## Start ENTRIES

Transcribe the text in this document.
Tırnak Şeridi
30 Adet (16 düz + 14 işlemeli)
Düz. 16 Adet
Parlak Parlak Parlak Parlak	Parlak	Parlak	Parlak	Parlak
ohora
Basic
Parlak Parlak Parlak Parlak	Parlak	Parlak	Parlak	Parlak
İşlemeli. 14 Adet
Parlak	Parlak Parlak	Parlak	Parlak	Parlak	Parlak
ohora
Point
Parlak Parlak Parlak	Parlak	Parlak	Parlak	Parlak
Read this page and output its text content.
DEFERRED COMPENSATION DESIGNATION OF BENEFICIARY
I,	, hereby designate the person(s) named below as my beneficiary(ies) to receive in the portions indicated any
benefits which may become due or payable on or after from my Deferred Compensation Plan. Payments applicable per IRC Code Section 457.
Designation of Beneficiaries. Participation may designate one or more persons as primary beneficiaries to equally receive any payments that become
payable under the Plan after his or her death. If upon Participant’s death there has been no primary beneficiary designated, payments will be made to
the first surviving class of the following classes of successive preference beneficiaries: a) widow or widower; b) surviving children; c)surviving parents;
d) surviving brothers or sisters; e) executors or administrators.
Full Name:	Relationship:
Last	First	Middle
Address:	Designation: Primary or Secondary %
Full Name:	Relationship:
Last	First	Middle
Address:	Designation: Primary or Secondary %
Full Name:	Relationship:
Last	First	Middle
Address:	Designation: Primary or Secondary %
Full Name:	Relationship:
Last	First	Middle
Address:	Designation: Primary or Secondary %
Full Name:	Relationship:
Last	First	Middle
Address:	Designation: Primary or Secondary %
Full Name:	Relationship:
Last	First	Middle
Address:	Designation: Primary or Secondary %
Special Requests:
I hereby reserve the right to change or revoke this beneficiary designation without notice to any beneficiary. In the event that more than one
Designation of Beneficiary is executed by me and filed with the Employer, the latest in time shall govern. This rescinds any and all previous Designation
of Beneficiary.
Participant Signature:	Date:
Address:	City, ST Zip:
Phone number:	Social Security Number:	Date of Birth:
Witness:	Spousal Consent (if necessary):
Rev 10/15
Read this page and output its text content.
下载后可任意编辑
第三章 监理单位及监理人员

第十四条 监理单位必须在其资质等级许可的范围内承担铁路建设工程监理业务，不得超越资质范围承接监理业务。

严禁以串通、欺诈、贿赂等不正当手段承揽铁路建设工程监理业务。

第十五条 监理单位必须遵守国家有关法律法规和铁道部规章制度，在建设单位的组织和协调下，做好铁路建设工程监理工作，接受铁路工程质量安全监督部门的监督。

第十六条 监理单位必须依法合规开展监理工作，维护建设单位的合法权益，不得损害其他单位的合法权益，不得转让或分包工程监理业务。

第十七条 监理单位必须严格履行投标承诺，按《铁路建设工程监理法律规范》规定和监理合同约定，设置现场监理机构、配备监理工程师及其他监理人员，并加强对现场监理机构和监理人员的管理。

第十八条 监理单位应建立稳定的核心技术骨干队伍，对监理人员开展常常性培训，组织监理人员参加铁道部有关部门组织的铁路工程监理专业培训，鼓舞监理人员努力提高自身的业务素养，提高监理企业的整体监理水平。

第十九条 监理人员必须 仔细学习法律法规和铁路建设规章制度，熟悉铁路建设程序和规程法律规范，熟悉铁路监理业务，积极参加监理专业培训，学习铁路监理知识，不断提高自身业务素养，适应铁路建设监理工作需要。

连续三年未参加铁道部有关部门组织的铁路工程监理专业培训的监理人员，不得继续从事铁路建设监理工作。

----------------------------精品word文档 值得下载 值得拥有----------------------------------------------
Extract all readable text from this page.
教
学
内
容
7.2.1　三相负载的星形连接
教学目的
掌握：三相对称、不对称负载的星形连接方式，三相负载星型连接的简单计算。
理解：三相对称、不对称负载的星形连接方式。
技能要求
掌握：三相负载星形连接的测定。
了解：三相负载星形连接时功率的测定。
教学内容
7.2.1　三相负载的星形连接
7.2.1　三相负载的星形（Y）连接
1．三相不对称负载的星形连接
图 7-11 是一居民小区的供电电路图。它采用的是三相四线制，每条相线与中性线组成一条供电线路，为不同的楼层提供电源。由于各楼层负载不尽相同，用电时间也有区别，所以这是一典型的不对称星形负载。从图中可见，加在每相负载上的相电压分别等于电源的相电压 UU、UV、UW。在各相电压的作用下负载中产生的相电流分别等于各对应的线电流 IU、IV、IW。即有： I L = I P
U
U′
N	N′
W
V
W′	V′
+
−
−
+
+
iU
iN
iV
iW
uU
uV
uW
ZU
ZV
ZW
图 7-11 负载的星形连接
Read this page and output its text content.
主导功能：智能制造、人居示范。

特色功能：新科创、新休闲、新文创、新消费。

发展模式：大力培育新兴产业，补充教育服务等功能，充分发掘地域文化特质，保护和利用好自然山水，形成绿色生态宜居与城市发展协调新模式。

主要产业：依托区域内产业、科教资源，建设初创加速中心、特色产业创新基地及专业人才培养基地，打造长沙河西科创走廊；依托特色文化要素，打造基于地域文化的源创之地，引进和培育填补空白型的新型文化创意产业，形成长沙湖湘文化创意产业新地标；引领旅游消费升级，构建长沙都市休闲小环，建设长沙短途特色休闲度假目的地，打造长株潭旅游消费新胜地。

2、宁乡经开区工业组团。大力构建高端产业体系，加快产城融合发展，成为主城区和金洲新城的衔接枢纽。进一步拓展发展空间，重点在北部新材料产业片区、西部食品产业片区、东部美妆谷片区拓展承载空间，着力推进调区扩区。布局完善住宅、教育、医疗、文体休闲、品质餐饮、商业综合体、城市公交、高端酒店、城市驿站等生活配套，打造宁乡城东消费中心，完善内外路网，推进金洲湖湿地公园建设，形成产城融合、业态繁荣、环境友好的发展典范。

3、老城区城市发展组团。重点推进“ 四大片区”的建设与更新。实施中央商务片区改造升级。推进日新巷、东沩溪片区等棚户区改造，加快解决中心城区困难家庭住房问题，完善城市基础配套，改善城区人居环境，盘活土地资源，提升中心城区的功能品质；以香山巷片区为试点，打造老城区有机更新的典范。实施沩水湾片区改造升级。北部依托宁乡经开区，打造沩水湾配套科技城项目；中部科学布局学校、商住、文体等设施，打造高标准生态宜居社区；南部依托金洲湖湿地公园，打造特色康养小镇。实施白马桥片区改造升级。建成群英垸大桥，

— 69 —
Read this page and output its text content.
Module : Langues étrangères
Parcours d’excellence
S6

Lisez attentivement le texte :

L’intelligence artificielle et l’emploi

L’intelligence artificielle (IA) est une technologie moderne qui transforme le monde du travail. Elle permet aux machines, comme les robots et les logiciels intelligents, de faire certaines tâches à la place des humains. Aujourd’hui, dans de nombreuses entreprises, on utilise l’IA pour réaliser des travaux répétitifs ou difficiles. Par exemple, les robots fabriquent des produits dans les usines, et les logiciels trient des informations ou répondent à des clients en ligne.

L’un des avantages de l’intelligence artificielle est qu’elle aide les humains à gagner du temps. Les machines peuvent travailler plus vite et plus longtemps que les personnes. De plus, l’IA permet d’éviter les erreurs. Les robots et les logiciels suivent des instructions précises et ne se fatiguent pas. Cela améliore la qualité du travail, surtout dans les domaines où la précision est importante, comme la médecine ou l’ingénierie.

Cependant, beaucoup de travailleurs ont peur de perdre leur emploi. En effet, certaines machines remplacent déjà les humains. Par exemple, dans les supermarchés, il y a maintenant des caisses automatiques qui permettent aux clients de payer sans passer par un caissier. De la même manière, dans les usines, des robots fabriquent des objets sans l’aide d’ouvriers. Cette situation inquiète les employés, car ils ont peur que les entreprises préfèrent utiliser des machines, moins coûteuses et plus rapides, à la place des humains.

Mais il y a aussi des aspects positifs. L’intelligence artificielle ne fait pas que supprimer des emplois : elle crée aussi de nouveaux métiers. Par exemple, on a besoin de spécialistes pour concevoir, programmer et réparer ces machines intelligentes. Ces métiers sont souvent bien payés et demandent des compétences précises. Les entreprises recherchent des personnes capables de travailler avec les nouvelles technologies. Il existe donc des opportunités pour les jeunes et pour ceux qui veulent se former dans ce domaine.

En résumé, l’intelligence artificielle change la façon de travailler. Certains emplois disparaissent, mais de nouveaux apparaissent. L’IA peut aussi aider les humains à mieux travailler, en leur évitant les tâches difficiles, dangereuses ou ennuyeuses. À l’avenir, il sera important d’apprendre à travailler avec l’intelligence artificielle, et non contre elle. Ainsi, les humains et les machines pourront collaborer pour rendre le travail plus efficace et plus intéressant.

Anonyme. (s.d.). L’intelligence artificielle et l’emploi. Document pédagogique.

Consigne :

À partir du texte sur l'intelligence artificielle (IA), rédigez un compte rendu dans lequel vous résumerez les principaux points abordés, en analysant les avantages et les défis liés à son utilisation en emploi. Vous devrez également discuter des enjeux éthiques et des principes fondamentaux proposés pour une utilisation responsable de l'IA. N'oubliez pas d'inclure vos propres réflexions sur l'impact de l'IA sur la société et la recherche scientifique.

## End ENTRIES

[GOAL] Only the number is needed: state how many lines in the listing contain "surviving".

[ANSWER TO THIS PROBLEM] 2